### WHAT TO WORK ON
Records follow. Select each line holding "Information".

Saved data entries
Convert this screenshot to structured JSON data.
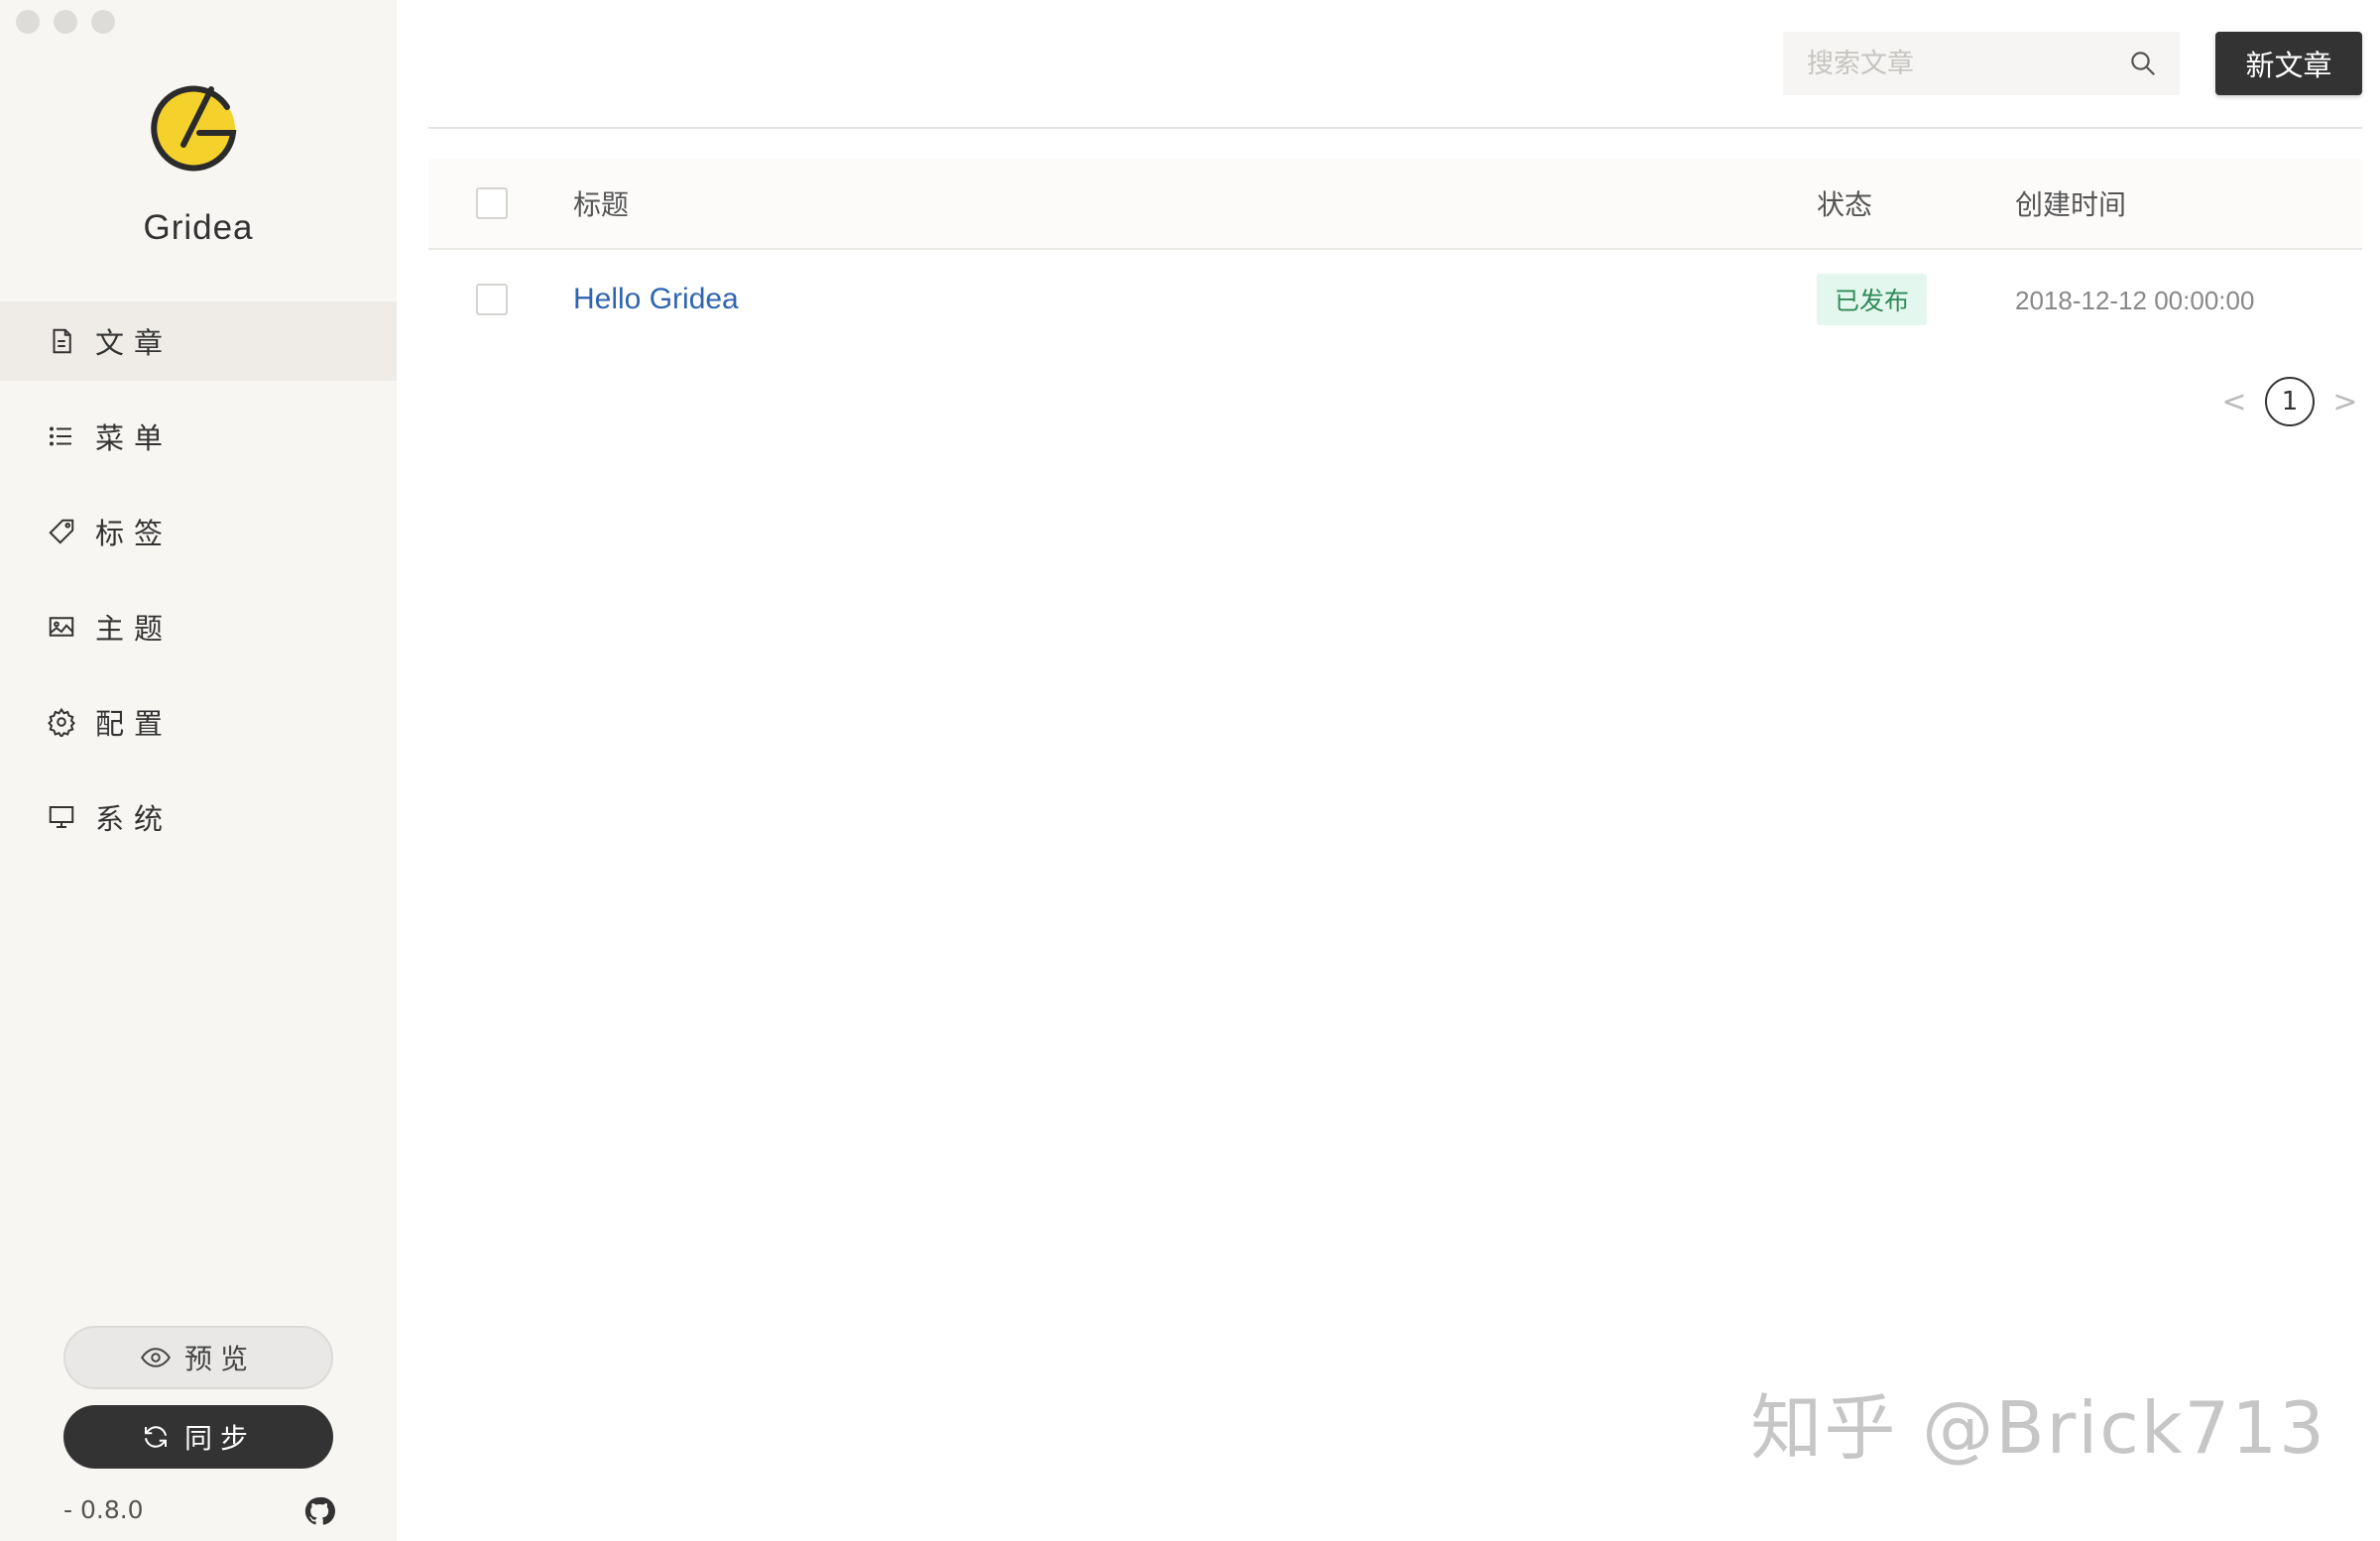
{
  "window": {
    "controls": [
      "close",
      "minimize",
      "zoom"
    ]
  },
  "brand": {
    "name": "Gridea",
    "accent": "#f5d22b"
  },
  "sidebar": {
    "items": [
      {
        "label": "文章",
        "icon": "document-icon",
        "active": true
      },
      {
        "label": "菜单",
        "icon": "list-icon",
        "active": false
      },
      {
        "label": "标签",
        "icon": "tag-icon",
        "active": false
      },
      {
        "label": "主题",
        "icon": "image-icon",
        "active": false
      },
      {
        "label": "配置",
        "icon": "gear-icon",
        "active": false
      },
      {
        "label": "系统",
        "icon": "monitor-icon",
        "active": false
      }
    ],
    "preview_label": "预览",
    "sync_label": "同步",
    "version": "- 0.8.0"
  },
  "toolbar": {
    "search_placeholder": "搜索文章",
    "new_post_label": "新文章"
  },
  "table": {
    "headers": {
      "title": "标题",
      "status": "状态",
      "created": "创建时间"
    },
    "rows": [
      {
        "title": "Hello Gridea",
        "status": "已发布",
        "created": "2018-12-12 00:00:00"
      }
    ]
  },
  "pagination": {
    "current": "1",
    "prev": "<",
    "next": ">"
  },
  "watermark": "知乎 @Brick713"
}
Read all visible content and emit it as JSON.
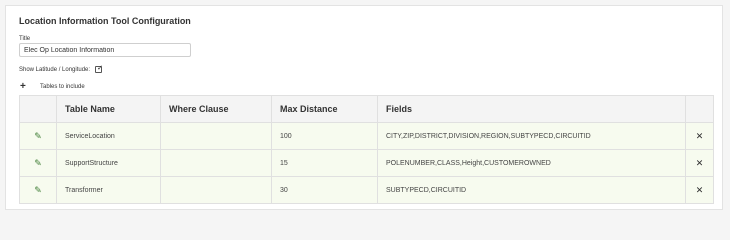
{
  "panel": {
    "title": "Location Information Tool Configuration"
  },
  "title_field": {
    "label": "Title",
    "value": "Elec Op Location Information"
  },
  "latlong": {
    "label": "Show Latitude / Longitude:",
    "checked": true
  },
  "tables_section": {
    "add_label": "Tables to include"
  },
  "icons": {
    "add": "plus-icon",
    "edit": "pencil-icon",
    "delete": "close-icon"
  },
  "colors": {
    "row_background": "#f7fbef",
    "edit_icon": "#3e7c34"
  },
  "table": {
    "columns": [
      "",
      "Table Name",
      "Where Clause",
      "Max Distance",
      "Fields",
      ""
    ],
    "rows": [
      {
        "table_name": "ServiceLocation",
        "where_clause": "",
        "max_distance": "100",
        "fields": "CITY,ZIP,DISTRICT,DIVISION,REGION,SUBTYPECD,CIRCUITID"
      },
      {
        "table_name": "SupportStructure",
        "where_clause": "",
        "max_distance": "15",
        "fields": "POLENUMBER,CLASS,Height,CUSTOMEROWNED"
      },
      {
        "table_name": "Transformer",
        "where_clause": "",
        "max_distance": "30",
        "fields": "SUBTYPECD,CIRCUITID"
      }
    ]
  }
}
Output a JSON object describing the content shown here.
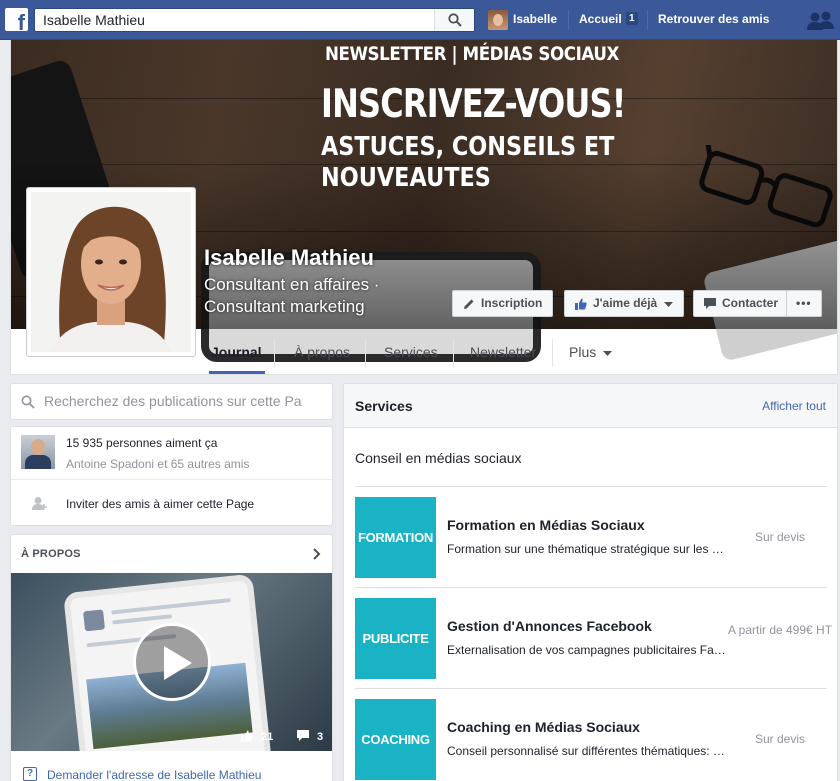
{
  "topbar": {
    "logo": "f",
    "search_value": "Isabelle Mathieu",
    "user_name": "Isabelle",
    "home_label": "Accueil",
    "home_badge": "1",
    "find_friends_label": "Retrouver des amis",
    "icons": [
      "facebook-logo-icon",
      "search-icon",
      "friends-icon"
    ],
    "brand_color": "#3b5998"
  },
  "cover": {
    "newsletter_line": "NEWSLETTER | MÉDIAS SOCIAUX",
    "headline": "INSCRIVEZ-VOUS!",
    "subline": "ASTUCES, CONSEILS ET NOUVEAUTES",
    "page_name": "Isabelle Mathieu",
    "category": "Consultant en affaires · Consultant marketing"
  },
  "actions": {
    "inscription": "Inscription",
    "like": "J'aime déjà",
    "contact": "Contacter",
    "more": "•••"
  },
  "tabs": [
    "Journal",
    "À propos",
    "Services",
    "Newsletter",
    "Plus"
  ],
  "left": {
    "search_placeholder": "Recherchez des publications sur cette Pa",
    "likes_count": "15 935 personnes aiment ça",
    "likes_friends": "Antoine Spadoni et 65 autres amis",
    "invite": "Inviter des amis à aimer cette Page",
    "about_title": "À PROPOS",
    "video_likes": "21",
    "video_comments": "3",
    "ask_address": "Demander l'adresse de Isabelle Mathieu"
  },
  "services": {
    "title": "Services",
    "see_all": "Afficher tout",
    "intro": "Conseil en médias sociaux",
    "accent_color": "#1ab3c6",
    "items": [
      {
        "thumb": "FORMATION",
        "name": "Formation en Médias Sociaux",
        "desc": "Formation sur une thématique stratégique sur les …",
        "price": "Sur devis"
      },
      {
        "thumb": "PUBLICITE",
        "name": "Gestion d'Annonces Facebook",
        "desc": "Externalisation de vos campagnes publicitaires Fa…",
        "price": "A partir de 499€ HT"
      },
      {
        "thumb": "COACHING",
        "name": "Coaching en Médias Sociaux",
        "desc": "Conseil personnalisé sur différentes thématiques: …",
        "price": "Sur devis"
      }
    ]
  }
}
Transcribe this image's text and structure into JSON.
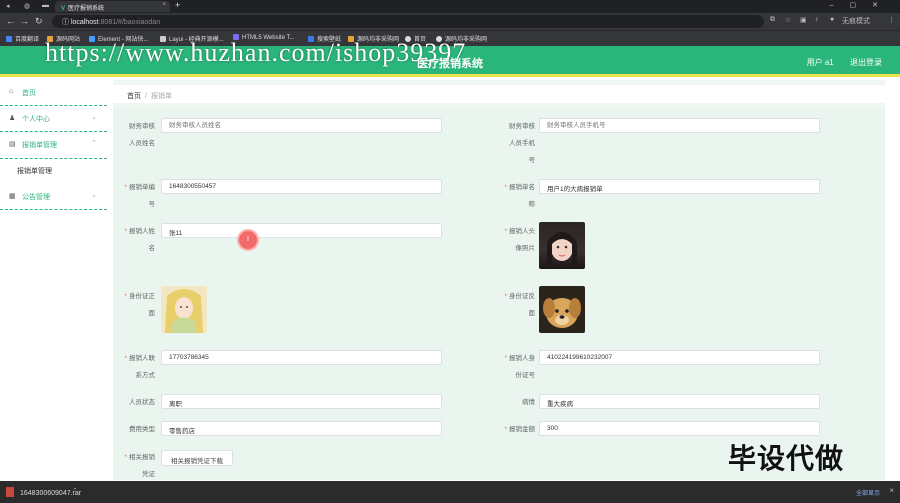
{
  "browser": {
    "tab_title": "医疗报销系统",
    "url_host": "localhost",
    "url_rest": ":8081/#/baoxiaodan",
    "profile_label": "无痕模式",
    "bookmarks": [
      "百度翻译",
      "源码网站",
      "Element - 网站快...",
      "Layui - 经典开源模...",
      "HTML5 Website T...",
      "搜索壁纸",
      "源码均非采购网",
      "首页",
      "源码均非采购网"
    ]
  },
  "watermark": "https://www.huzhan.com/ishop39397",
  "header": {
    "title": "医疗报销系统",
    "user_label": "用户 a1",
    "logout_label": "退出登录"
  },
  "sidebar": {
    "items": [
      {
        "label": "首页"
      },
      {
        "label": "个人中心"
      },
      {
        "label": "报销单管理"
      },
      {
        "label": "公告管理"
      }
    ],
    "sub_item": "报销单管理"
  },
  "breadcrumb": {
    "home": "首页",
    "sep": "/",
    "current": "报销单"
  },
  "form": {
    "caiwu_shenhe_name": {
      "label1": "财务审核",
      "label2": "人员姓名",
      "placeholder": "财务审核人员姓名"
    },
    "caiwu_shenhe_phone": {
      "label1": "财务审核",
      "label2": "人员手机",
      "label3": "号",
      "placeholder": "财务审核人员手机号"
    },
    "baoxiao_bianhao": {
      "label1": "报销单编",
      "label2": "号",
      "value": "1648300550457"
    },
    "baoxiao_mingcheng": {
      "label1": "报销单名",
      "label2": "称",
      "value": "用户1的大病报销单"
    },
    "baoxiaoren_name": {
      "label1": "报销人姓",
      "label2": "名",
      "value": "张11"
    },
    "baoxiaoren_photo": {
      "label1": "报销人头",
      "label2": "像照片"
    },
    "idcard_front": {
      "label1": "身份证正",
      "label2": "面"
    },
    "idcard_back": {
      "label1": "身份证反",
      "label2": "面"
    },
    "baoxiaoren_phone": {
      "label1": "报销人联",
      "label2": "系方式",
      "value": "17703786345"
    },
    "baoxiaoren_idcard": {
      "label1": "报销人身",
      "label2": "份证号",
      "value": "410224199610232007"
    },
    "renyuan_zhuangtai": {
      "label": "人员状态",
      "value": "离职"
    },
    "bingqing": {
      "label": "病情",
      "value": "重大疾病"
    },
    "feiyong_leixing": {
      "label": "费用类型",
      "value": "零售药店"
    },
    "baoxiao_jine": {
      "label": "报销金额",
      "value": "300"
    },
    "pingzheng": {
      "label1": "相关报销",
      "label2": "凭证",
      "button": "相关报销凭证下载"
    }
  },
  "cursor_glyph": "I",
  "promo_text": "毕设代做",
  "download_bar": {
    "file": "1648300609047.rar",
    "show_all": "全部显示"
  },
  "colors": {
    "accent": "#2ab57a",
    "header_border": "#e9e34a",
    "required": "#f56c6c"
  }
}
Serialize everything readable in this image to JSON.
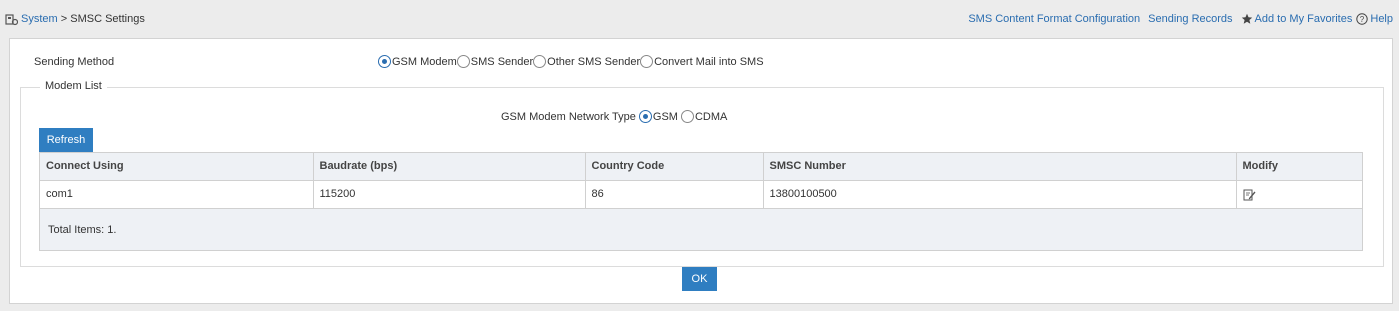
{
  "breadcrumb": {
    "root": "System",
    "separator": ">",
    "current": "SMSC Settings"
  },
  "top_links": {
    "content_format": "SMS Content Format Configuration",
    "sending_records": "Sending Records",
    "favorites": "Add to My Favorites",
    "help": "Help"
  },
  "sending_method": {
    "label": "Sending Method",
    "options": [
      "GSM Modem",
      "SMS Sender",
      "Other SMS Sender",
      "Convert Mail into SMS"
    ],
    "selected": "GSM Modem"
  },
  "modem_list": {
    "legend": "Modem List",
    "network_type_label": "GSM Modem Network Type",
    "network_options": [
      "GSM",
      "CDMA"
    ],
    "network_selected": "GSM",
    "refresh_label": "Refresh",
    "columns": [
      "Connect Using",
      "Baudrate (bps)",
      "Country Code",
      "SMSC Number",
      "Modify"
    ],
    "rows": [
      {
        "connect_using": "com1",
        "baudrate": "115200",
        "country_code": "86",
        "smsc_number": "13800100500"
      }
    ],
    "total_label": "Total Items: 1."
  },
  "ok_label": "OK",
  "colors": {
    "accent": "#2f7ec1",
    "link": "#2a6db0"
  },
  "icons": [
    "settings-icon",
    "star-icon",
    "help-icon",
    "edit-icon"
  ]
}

### PROBLEM SOLUTION
    "title": "Location Information Tool Configuration"
    "value": "Elec Op Location Information"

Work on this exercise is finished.